- WHAT YOU HAVE TO DO: Find each line with the word "Februar" and copy it.

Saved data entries
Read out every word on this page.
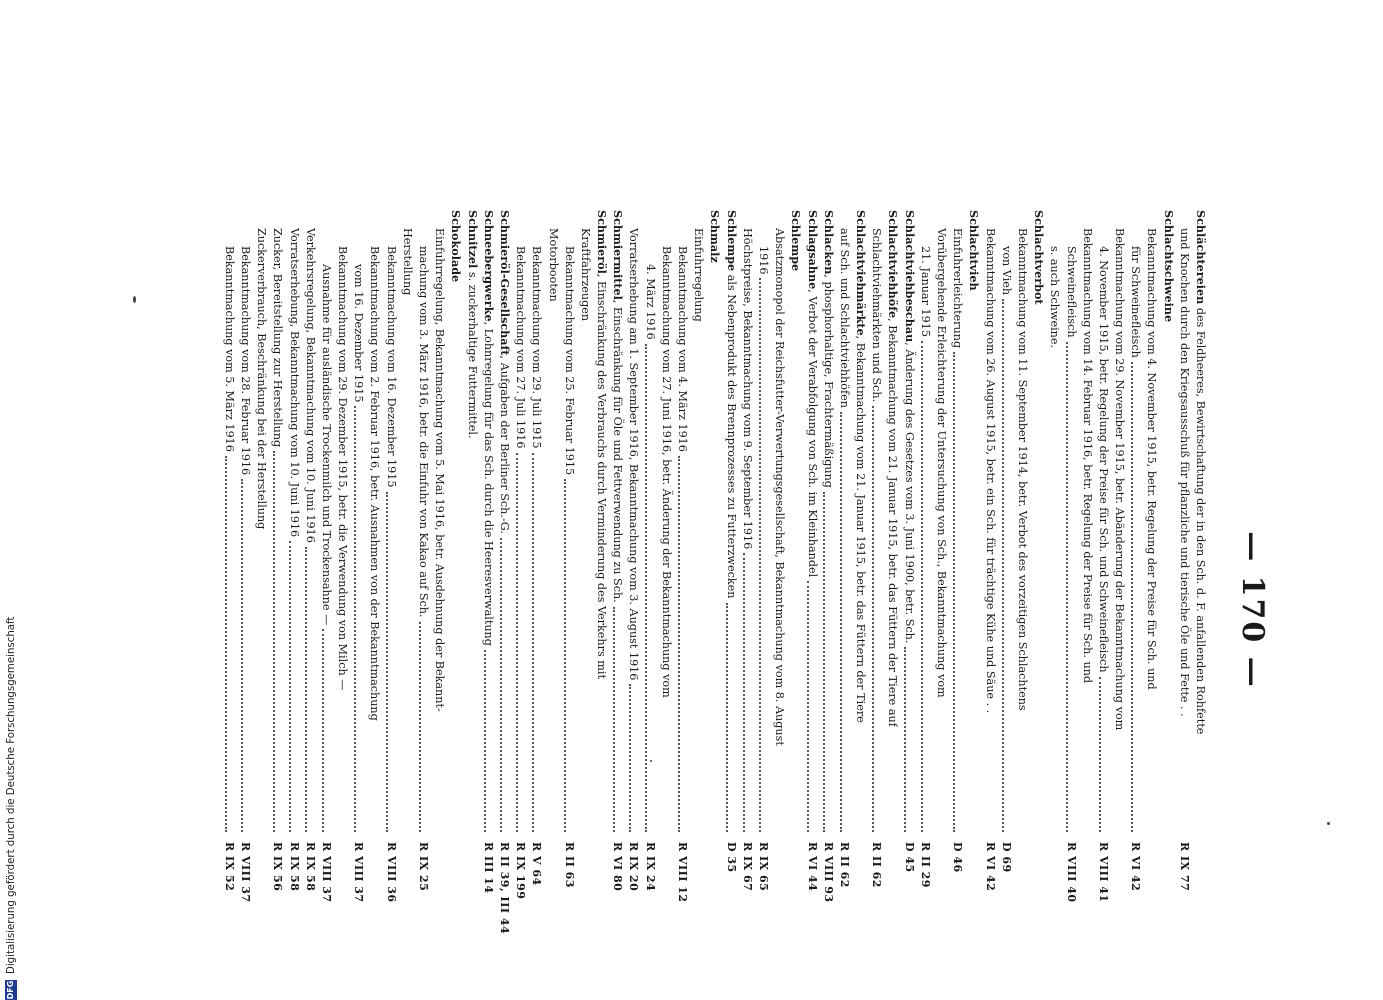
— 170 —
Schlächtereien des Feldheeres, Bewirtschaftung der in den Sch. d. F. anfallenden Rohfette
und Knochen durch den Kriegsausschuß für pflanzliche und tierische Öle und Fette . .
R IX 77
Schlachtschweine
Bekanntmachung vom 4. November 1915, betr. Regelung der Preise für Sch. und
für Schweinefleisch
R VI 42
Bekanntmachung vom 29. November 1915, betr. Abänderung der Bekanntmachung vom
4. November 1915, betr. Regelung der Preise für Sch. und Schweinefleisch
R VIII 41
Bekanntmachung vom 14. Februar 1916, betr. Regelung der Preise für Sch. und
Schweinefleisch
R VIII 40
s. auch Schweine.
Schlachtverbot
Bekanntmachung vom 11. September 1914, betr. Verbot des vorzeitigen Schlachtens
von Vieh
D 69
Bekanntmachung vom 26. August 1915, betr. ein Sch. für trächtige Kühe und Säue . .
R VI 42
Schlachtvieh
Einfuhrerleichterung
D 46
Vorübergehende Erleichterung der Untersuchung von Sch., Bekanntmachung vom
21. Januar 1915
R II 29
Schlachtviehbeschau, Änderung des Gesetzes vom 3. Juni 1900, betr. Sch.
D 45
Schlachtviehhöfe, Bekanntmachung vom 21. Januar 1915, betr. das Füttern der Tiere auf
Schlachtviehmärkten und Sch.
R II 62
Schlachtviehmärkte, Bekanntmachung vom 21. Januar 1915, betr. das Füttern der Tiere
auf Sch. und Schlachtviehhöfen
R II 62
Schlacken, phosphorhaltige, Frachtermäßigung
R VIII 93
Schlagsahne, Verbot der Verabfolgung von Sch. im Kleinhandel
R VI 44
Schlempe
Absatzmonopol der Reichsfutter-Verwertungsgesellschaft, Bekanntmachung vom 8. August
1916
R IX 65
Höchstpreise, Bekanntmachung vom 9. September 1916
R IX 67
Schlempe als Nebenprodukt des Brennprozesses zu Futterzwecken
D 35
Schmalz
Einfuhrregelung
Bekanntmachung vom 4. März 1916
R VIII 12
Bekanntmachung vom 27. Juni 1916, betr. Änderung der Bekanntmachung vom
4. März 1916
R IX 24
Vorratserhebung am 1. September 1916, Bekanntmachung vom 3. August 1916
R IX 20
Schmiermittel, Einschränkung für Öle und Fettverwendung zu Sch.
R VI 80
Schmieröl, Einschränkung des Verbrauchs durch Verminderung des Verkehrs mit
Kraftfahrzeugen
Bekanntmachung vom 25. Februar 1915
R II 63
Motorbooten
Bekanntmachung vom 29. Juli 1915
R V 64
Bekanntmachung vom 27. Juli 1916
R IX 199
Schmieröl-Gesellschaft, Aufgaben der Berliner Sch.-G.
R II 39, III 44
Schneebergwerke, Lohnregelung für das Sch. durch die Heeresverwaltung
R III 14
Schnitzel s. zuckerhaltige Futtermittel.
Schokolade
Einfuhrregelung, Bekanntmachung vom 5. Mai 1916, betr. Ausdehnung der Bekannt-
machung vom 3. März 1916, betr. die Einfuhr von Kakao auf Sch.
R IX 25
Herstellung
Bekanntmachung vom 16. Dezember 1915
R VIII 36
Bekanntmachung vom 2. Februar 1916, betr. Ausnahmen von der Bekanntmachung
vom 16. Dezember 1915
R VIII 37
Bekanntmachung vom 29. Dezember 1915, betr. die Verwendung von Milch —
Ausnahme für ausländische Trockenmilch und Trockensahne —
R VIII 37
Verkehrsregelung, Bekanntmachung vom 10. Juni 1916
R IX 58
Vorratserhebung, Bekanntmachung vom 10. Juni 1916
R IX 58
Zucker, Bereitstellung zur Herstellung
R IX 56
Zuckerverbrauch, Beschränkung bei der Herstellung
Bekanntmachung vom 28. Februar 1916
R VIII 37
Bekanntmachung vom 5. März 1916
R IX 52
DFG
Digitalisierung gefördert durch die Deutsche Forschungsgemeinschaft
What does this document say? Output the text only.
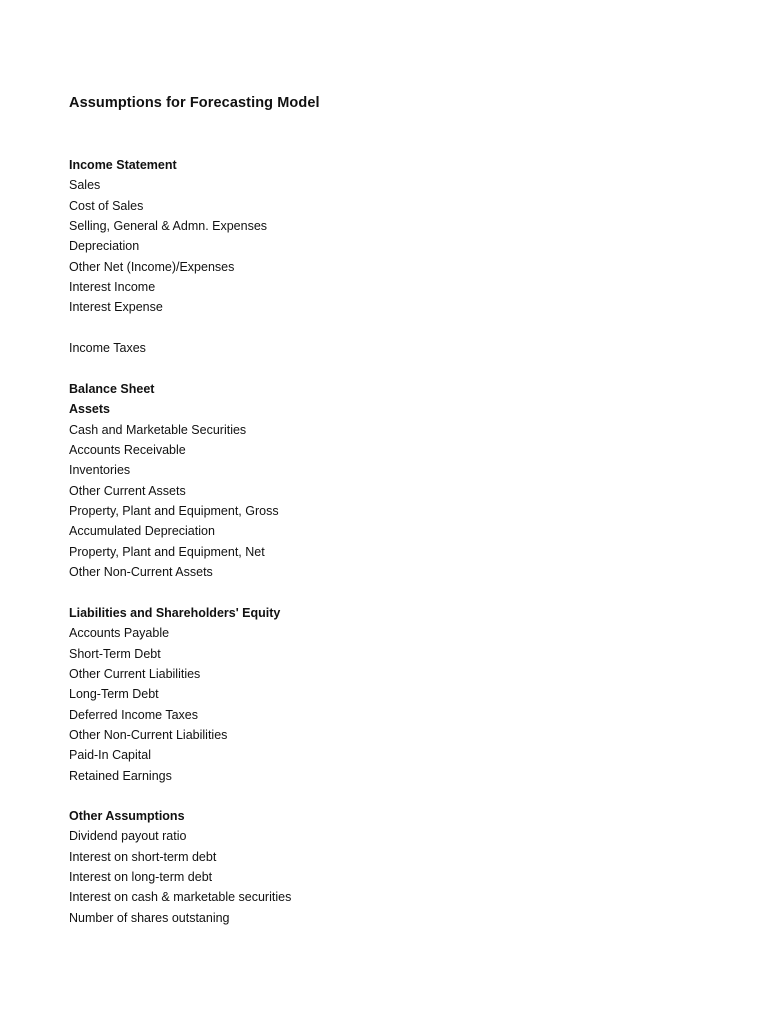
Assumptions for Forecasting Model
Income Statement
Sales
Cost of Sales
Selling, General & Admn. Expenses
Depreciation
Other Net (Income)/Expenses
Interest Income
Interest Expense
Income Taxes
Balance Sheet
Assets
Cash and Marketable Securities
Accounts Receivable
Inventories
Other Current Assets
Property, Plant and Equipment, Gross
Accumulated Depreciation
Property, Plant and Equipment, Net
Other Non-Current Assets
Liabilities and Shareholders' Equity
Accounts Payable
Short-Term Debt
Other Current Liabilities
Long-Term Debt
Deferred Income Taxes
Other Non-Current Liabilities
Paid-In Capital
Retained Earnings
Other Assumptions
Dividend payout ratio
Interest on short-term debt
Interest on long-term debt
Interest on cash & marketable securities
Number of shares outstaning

==

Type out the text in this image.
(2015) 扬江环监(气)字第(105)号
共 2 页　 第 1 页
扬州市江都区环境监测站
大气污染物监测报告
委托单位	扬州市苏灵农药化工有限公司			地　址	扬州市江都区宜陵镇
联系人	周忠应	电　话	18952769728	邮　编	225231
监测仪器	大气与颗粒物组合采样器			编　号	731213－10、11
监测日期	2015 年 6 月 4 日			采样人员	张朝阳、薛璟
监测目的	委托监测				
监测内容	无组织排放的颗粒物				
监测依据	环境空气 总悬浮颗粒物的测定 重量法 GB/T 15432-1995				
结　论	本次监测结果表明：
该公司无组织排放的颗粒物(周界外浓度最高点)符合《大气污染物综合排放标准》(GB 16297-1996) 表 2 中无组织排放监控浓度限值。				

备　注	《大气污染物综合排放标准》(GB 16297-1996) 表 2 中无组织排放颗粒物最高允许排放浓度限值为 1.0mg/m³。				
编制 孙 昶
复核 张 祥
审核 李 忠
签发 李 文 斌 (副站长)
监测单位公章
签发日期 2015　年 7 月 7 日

- ANSWER TO THE TASK:
Bekanntmachung vom 14. Februar 1916, betr. Regelung der Preise für Sch. und
Bekanntmachung vom 25. Februar 1915
Bekanntmachung vom 2. Februar 1916, betr. Ausnahmen von der Bekanntmachung
Bekanntmachung vom 28. Februar 1916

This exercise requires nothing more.